## Task goal
Find the lines with the string "Timur" and return them.
....
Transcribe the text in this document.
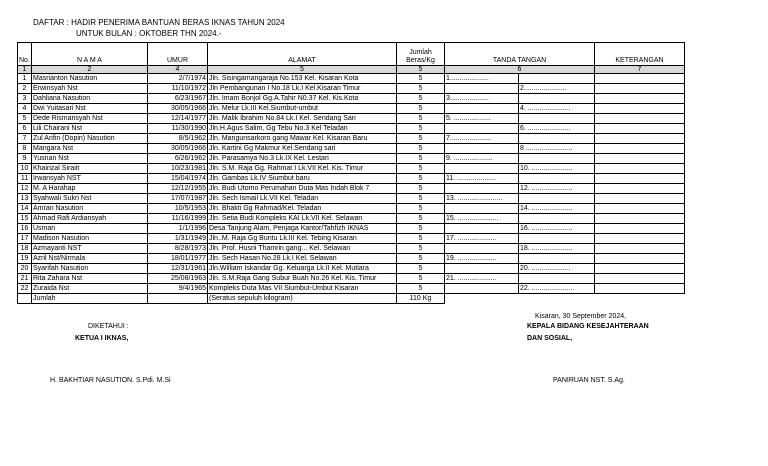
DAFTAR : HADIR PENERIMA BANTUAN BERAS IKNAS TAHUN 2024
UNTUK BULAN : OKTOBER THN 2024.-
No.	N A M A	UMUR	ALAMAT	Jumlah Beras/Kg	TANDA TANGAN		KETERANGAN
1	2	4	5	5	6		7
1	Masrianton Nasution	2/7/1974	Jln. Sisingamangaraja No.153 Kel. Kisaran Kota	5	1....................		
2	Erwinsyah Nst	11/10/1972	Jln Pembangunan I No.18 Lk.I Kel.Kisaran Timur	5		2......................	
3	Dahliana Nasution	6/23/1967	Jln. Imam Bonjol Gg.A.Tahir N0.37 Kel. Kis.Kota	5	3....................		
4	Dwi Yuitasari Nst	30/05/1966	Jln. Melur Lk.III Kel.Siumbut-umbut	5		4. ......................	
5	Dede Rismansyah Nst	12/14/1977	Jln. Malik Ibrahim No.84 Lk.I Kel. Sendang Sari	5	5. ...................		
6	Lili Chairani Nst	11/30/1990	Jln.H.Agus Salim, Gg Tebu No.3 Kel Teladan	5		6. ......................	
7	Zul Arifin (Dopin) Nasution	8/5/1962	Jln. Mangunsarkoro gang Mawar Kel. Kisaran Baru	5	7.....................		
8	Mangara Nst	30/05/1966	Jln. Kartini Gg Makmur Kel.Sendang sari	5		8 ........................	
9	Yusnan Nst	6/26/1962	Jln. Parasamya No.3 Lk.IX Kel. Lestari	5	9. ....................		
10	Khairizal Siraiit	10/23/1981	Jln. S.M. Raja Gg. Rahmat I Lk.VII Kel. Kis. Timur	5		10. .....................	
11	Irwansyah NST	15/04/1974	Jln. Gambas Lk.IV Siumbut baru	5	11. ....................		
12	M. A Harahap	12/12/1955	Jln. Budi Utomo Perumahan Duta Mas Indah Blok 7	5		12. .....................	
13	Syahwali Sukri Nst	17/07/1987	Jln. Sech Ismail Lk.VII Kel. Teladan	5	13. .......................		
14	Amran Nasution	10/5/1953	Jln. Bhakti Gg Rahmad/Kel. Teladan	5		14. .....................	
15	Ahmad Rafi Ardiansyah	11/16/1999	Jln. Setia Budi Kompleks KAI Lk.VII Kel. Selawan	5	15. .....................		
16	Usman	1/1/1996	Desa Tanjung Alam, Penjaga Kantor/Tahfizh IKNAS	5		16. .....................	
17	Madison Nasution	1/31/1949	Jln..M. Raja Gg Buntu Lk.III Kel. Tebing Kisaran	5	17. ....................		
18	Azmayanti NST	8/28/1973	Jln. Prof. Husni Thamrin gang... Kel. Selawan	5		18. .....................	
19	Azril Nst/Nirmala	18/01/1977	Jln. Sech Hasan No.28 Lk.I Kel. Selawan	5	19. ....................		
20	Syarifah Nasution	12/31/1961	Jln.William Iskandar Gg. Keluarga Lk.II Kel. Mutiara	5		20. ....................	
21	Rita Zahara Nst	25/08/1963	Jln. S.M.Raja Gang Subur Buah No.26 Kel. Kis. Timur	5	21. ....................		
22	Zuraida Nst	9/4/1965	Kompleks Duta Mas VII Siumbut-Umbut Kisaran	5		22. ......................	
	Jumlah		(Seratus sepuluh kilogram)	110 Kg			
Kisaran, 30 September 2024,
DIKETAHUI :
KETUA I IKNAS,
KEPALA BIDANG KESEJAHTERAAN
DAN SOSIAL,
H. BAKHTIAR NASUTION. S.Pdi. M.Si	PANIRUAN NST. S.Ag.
....
## Result below
2	Erwinsyah Nst	11/10/1972	Jln Pembangunan I No.18 Lk.I Kel.Kisaran Timur	5		2......................	
10	Khairizal Siraiit	10/23/1981	Jln. S.M. Raja Gg. Rahmat I Lk.VII Kel. Kis. Timur	5		10. .....................	
21	Rita Zahara Nst	25/08/1963	Jln. S.M.Raja Gang Subur Buah No.26 Kel. Kis. Timur	5	21. ....................		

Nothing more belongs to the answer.